#### [Stored records]
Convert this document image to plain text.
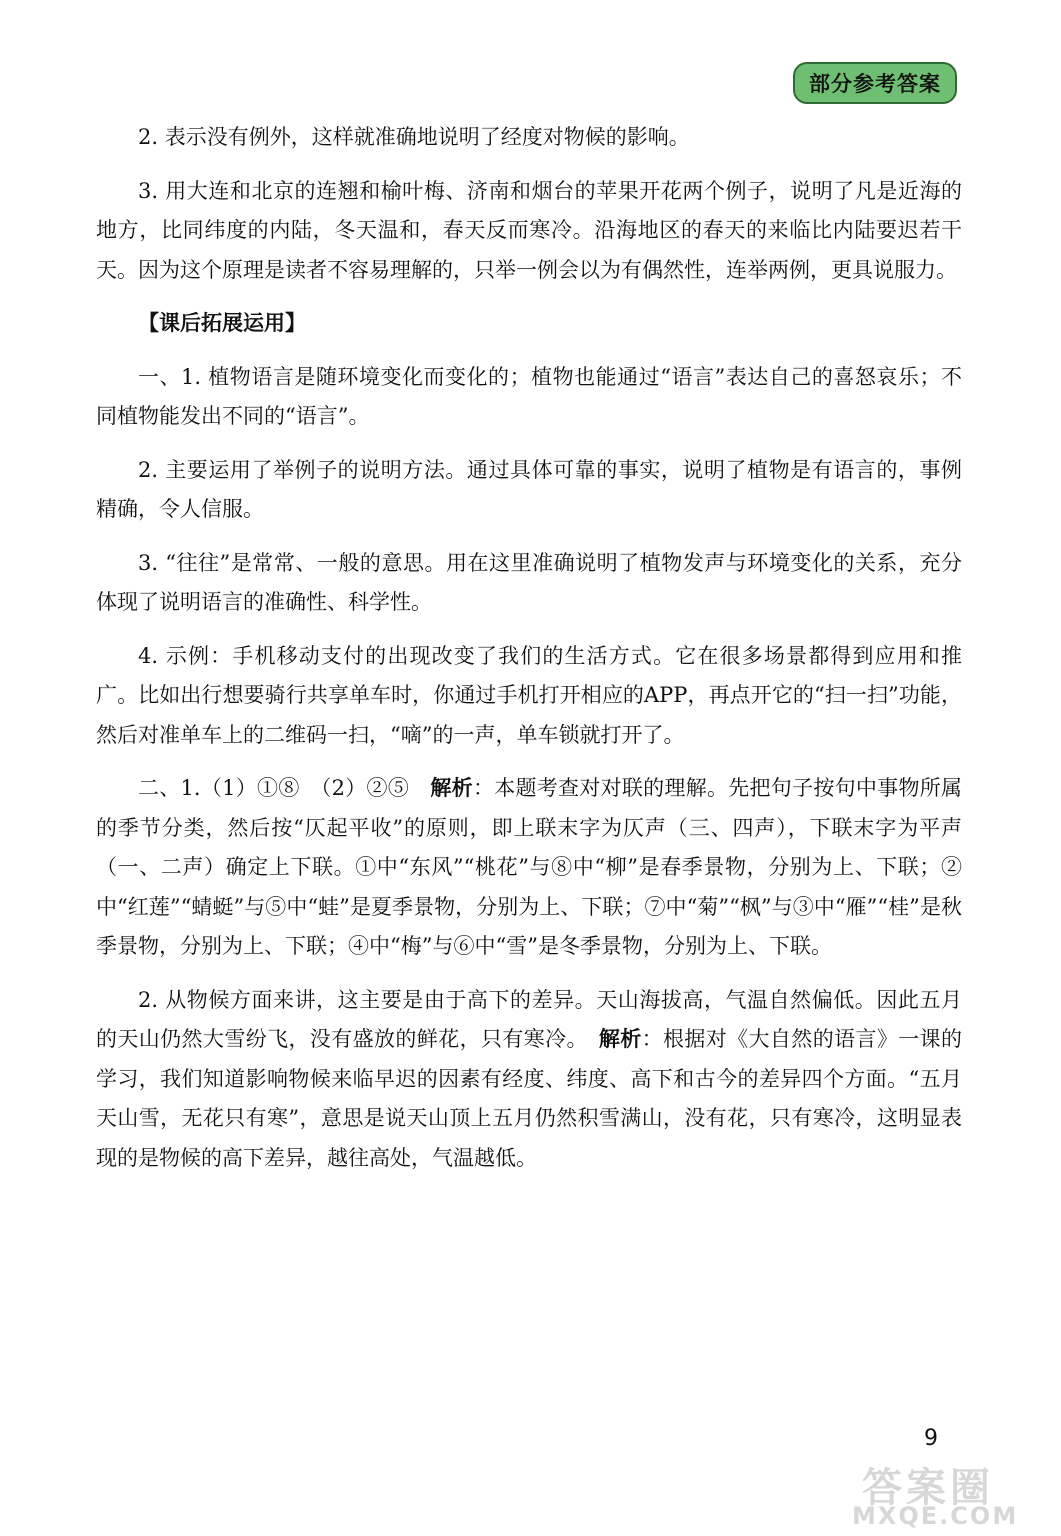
部分参考答案

2. 表示没有例外，这样就准确地说明了经度对物候的影响。

3. 用大连和北京的连翘和榆叶梅、济南和烟台的苹果开花两个例子，说明了凡是近海的地方，比同纬度的内陆，冬天温和，春天反而寒冷。沿海地区的春天的来临比内陆要迟若干天。因为这个原理是读者不容易理解的，只举一例会以为有偶然性，连举两例，更具说服力。

【课后拓展运用】

一、1. 植物语言是随环境变化而变化的；植物也能通过“语言”表达自己的喜怒哀乐；不同植物能发出不同的“语言”。

2. 主要运用了举例子的说明方法。通过具体可靠的事实，说明了植物是有语言的，事例精确，令人信服。

3. “往往”是常常、一般的意思。用在这里准确说明了植物发声与环境变化的关系，充分体现了说明语言的准确性、科学性。

4. 示例：手机移动支付的出现改变了我们的生活方式。它在很多场景都得到应用和推广。比如出行想要骑行共享单车时，你通过手机打开相应的APP，再点开它的“扫一扫”功能，然后对准单车上的二维码一扫，“嘀”的一声，单车锁就打开了。

二、1.（1）①⑧　（2）②⑤　解析：本题考查对对联的理解。先把句子按句中事物所属的季节分类，然后按“仄起平收”的原则，即上联末字为仄声（三、四声），下联末字为平声（一、二声）确定上下联。①中“东风”“桃花”与⑧中“柳”是春季景物，分别为上、下联；②中“红莲”“蜻蜓”与⑤中“蛙”是夏季景物，分别为上、下联；⑦中“菊”“枫”与③中“雁”“桂”是秋季景物，分别为上、下联；④中“梅”与⑥中“雪”是冬季景物，分别为上、下联。

2. 从物候方面来讲，这主要是由于高下的差异。天山海拔高，气温自然偏低。因此五月的天山仍然大雪纷飞，没有盛放的鲜花，只有寒冷。　解析：根据对《大自然的语言》一课的学习，我们知道影响物候来临早迟的因素有经度、纬度、高下和古今的差异四个方面。“五月天山雪，无花只有寒”，意思是说天山顶上五月仍然积雪满山，没有花，只有寒冷，这明显表现的是物候的高下差异，越往高处，气温越低。

9
答案圈
MXQE.COM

#### [Problem details]
Your task is to reproduce all of the material exactly. The pictures stay out.

#### [Solved problem]
Convert this document image to plain text.
部分参考答案

2. 表示没有例外，这样就准确地说明了经度对物候的影响。

3. 用大连和北京的连翘和榆叶梅、济南和烟台的苹果开花两个例子，说明了凡是近海的地方，比同纬度的内陆，冬天温和，春天反而寒冷。沿海地区的春天的来临比内陆要迟若干天。因为这个原理是读者不容易理解的，只举一例会以为有偶然性，连举两例，更具说服力。

【课后拓展运用】

一、1. 植物语言是随环境变化而变化的；植物也能通过“语言”表达自己的喜怒哀乐；不同植物能发出不同的“语言”。

2. 主要运用了举例子的说明方法。通过具体可靠的事实，说明了植物是有语言的，事例精确，令人信服。

3. “往往”是常常、一般的意思。用在这里准确说明了植物发声与环境变化的关系，充分体现了说明语言的准确性、科学性。

4. 示例：手机移动支付的出现改变了我们的生活方式。它在很多场景都得到应用和推广。比如出行想要骑行共享单车时，你通过手机打开相应的APP，再点开它的“扫一扫”功能，然后对准单车上的二维码一扫，“嘀”的一声，单车锁就打开了。

二、1.（1）①⑧　（2）②⑤　解析：本题考查对对联的理解。先把句子按句中事物所属的季节分类，然后按“仄起平收”的原则，即上联末字为仄声（三、四声），下联末字为平声（一、二声）确定上下联。①中“东风”“桃花”与⑧中“柳”是春季景物，分别为上、下联；②中“红莲”“蜻蜓”与⑤中“蛙”是夏季景物，分别为上、下联；⑦中“菊”“枫”与③中“雁”“桂”是秋季景物，分别为上、下联；④中“梅”与⑥中“雪”是冬季景物，分别为上、下联。

2. 从物候方面来讲，这主要是由于高下的差异。天山海拔高，气温自然偏低。因此五月的天山仍然大雪纷飞，没有盛放的鲜花，只有寒冷。　解析：根据对《大自然的语言》一课的学习，我们知道影响物候来临早迟的因素有经度、纬度、高下和古今的差异四个方面。“五月天山雪，无花只有寒”，意思是说天山顶上五月仍然积雪满山，没有花，只有寒冷，这明显表现的是物候的高下差异，越往高处，气温越低。

9
答案圈
MXQE.COM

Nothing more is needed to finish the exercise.